* Start INPUT DATA *

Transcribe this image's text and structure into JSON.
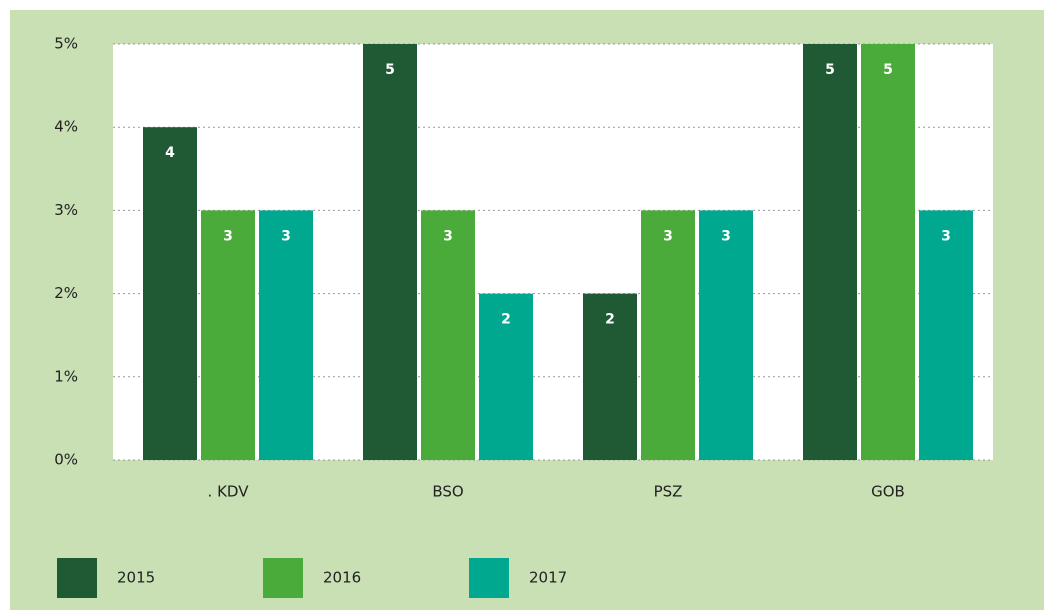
{
  "chart_data": {
    "type": "bar",
    "categories": [
      ". KDV",
      "BSO",
      "PSZ",
      "GOB"
    ],
    "series": [
      {
        "name": "2015",
        "color": "#1f5a35",
        "values": [
          4,
          5,
          2,
          5
        ]
      },
      {
        "name": "2016",
        "color": "#4aab3a",
        "values": [
          3,
          3,
          3,
          5
        ]
      },
      {
        "name": "2017",
        "color": "#00a88f",
        "values": [
          3,
          2,
          3,
          3
        ]
      }
    ],
    "ylim": [
      0,
      5
    ],
    "yticks": [
      {
        "value": 0,
        "label": "0%"
      },
      {
        "value": 1,
        "label": "1%"
      },
      {
        "value": 2,
        "label": "2%"
      },
      {
        "value": 3,
        "label": "3%"
      },
      {
        "value": 4,
        "label": "4%"
      },
      {
        "value": 5,
        "label": "5%"
      }
    ],
    "grid": true
  }
}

* End INPUT DATA *

_EXERCISE AIM_
Give every line back word for word and leave the pictures out.

_TASK OUTPUT_
Transcribe this image's text and structure into JSON.
{
  "chart_data": {
    "type": "bar",
    "categories": [
      ". KDV",
      "BSO",
      "PSZ",
      "GOB"
    ],
    "series": [
      {
        "name": "2015",
        "color": "#1f5a35",
        "values": [
          4,
          5,
          2,
          5
        ]
      },
      {
        "name": "2016",
        "color": "#4aab3a",
        "values": [
          3,
          3,
          3,
          5
        ]
      },
      {
        "name": "2017",
        "color": "#00a88f",
        "values": [
          3,
          2,
          3,
          3
        ]
      }
    ],
    "ylim": [
      0,
      5
    ],
    "yticks": [
      {
        "value": 0,
        "label": "0%"
      },
      {
        "value": 1,
        "label": "1%"
      },
      {
        "value": 2,
        "label": "2%"
      },
      {
        "value": 3,
        "label": "3%"
      },
      {
        "value": 4,
        "label": "4%"
      },
      {
        "value": 5,
        "label": "5%"
      }
    ],
    "grid": true
  }
}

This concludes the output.